● **Work to do**:
Set out every line of the records below as a numbered list, omitting any blank lines.

● **Record list**:
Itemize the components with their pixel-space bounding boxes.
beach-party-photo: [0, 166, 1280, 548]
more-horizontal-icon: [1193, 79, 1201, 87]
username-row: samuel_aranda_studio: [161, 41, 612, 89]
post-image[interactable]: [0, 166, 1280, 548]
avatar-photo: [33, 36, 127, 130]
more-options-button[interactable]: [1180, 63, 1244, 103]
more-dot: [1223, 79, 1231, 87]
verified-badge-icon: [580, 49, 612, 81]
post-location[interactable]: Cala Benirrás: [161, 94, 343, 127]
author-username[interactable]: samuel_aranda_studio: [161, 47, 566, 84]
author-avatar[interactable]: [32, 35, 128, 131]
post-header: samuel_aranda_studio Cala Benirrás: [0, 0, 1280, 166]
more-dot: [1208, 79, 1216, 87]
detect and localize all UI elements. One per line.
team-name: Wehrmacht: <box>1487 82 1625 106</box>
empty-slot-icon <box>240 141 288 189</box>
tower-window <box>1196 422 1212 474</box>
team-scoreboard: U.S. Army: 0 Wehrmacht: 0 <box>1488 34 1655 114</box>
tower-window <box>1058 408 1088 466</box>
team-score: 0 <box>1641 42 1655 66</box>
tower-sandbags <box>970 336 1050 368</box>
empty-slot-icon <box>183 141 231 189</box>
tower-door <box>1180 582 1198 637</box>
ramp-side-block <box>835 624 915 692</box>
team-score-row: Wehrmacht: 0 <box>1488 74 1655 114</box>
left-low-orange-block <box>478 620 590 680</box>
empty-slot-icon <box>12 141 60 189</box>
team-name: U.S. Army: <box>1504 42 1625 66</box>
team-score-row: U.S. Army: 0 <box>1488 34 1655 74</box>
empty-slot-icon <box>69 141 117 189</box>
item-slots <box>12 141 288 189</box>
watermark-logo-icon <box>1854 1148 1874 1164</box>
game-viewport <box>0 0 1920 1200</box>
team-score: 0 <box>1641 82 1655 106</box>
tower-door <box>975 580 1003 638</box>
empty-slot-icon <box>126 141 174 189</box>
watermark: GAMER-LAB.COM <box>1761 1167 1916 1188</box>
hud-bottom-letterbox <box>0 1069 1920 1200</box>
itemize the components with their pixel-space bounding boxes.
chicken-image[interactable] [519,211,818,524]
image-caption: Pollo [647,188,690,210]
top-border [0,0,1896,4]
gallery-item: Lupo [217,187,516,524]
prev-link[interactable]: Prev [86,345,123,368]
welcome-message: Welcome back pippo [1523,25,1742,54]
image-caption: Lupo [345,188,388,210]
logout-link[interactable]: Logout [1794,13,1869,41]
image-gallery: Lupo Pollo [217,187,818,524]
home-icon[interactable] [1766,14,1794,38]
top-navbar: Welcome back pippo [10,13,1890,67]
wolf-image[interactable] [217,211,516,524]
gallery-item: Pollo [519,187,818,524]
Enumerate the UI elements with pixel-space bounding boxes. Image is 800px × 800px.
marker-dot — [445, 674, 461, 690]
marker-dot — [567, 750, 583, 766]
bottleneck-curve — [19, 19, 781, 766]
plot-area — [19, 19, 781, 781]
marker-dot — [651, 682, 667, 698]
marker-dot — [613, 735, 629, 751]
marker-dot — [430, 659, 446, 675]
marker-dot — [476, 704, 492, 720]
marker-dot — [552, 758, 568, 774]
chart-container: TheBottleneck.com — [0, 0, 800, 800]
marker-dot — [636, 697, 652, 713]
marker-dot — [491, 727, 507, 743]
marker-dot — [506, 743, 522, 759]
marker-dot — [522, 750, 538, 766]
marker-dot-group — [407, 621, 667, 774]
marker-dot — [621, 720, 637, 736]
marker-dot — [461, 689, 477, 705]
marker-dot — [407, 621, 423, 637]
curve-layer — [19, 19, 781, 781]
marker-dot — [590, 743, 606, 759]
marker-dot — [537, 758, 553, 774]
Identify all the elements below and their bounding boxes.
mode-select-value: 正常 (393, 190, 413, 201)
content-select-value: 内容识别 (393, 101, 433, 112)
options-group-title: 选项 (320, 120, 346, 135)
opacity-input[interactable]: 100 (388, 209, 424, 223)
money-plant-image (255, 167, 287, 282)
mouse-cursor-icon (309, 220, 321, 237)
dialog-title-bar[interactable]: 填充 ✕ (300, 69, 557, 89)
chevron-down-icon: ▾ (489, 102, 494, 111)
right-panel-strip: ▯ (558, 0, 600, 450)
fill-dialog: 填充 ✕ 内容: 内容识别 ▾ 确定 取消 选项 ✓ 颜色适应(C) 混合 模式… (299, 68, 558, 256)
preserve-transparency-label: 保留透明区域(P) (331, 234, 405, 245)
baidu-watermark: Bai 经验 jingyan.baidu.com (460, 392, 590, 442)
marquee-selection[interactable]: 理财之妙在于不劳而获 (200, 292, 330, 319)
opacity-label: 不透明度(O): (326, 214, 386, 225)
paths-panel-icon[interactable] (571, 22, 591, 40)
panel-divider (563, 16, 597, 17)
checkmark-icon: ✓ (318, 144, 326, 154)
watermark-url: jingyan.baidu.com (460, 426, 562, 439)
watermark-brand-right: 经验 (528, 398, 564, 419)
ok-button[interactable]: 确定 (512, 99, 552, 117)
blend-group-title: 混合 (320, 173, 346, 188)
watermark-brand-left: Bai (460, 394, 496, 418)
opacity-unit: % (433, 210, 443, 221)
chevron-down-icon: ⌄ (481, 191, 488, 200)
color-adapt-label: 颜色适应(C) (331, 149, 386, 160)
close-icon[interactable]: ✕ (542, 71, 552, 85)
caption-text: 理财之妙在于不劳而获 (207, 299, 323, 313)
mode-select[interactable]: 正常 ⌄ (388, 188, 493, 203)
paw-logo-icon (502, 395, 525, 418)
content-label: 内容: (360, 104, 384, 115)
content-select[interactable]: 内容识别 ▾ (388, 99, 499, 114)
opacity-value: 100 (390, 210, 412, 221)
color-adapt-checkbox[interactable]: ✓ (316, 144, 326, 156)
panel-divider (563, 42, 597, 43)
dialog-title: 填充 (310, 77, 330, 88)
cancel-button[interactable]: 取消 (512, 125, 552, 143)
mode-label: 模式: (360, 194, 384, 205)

● **Task result**:
1. Itemize the components with their pixel-space bounding boxes.
2. beach-party-photo: [0, 166, 1280, 548]
3. more-horizontal-icon: [1193, 79, 1201, 87]
4. username-row: samuel_aranda_studio: [161, 41, 612, 89]
5. post-image[interactable]: [0, 166, 1280, 548]
6. avatar-photo: [33, 36, 127, 130]
7. more-options-button[interactable]: [1180, 63, 1244, 103]
8. more-dot: [1223, 79, 1231, 87]
9. verified-badge-icon: [580, 49, 612, 81]
10. post-location[interactable]: Cala Benirrás: [161, 94, 343, 127]
11. author-username[interactable]: samuel_aranda_studio: [161, 47, 566, 84]
12. author-avatar[interactable]: [32, 35, 128, 131]
13. post-header: samuel_aranda_studio Cala Benirrás: [0, 0, 1280, 166]
14. more-dot: [1208, 79, 1216, 87]
15. detect and localize all UI elements. One per line.
16. team-name: Wehrmacht: <box>1487 82 1625 106</box>
17. empty-slot-icon <box>240 141 288 189</box>
18. tower-window <box>1196 422 1212 474</box>
19. team-scoreboard: U.S. Army: 0 Wehrmacht: 0 <box>1488 34 1655 114</box>
20. tower-window <box>1058 408 1088 466</box>
21. team-score: 0 <box>1641 42 1655 66</box>
22. tower-sandbags <box>970 336 1050 368</box>
23. empty-slot-icon <box>183 141 231 189</box>
24. tower-door <box>1180 582 1198 637</box>
25. ramp-side-block <box>835 624 915 692</box>
26. team-score-row: Wehrmacht: 0 <box>1488 74 1655 114</box>
27. left-low-orange-block <box>478 620 590 680</box>
28. empty-slot-icon <box>12 141 60 189</box>
29. team-name: U.S. Army: <box>1504 42 1625 66</box>
30. team-score-row: U.S. Army: 0 <box>1488 34 1655 74</box>
31. empty-slot-icon <box>69 141 117 189</box>
32. item-slots <box>12 141 288 189</box>
33. watermark-logo-icon <box>1854 1148 1874 1164</box>
34. game-viewport <box>0 0 1920 1200</box>
35. team-score: 0 <box>1641 82 1655 106</box>
36. tower-door <box>975 580 1003 638</box>
37. empty-slot-icon <box>126 141 174 189</box>
38. watermark: GAMER-LAB.COM <box>1761 1167 1916 1188</box>
39. hud-bottom-letterbox <box>0 1069 1920 1200</box>
40. itemize the components with their pixel-space bounding boxes.
41. chicken-image[interactable] [519,211,818,524]
42. image-caption: Pollo [647,188,690,210]
43. top-border [0,0,1896,4]
44. gallery-item: Lupo [217,187,516,524]
45. prev-link[interactable]: Prev [86,345,123,368]
46. welcome-message: Welcome back pippo [1523,25,1742,54]
47. image-caption: Lupo [345,188,388,210]
48. logout-link[interactable]: Logout [1794,13,1869,41]
49. image-gallery: Lupo Pollo [217,187,818,524]
50. home-icon[interactable] [1766,14,1794,38]
51. top-navbar: Welcome back pippo [10,13,1890,67]
52. wolf-image[interactable] [217,211,516,524]
53. gallery-item: Pollo [519,187,818,524]
54. Enumerate the UI elements with pixel-space bounding boxes. Image is 800px × 800px.
55. marker-dot — [445, 674, 461, 690]
56. marker-dot — [567, 750, 583, 766]
57. bottleneck-curve — [19, 19, 781, 766]
58. plot-area — [19, 19, 781, 781]
59. marker-dot — [651, 682, 667, 698]
60. marker-dot — [613, 735, 629, 751]
61. marker-dot — [430, 659, 446, 675]
62. marker-dot — [476, 704, 492, 720]
63. marker-dot — [552, 758, 568, 774]
64. chart-container: TheBottleneck.com — [0, 0, 800, 800]
65. marker-dot — [636, 697, 652, 713]
66. marker-dot — [491, 727, 507, 743]
67. marker-dot — [506, 743, 522, 759]
68. marker-dot — [522, 750, 538, 766]
69. marker-dot-group — [407, 621, 667, 774]
70. marker-dot — [621, 720, 637, 736]
71. marker-dot — [461, 689, 477, 705]
72. marker-dot — [407, 621, 423, 637]
73. curve-layer — [19, 19, 781, 781]
74. marker-dot — [590, 743, 606, 759]
75. marker-dot — [537, 758, 553, 774]
76. Identify all the elements below and their bounding boxes.
77. mode-select-value: 正常 (393, 190, 413, 201)
78. content-select-value: 内容识别 (393, 101, 433, 112)
79. options-group-title: 选项 (320, 120, 346, 135)
80. opacity-input[interactable]: 100 (388, 209, 424, 223)
81. money-plant-image (255, 167, 287, 282)
82. mouse-cursor-icon (309, 220, 321, 237)
83. dialog-title-bar[interactable]: 填充 ✕ (300, 69, 557, 89)
84. chevron-down-icon: ▾ (489, 102, 494, 111)
85. right-panel-strip: ▯ (558, 0, 600, 450)
86. fill-dialog: 填充 ✕ 内容: 内容识别 ▾ 确定 取消 选项 ✓ 颜色适应(C) 混合 模式… (299, 68, 558, 256)
87. preserve-transparency-label: 保留透明区域(P) (331, 234, 405, 245)
88. baidu-watermark: Bai 经验 jingyan.baidu.com (460, 392, 590, 442)
89. marquee-selection[interactable]: 理财之妙在于不劳而获 (200, 292, 330, 319)
90. opacity-label: 不透明度(O): (326, 214, 386, 225)
91. paths-panel-icon[interactable] (571, 22, 591, 40)
92. panel-divider (563, 16, 597, 17)
93. checkmark-icon: ✓ (318, 144, 326, 154)
94. watermark-url: jingyan.baidu.com (460, 426, 562, 439)
95. watermark-brand-right: 经验 (528, 398, 564, 419)
96. ok-button[interactable]: 确定 (512, 99, 552, 117)
97. blend-group-title: 混合 (320, 173, 346, 188)
98. watermark-brand-left: Bai (460, 394, 496, 418)
99. opacity-unit: % (433, 210, 443, 221)
100. chevron-down-icon: ⌄ (481, 191, 488, 200)
101. color-adapt-label: 颜色适应(C) (331, 149, 386, 160)
102. close-icon[interactable]: ✕ (542, 71, 552, 85)
103. caption-text: 理财之妙在于不劳而获 (207, 299, 323, 313)
104. mode-select[interactable]: 正常 ⌄ (388, 188, 493, 203)
105. paw-logo-icon (502, 395, 525, 418)
106. content-label: 内容: (360, 104, 384, 115)
107. content-select[interactable]: 内容识别 ▾ (388, 99, 499, 114)
108. opacity-value: 100 (390, 210, 412, 221)
109. color-adapt-checkbox[interactable]: ✓ (316, 144, 326, 156)
110. panel-divider (563, 42, 597, 43)
111. dialog-title: 填充 (310, 77, 330, 88)
112. cancel-button[interactable]: 取消 (512, 125, 552, 143)
113. mode-label: 模式: (360, 194, 384, 205)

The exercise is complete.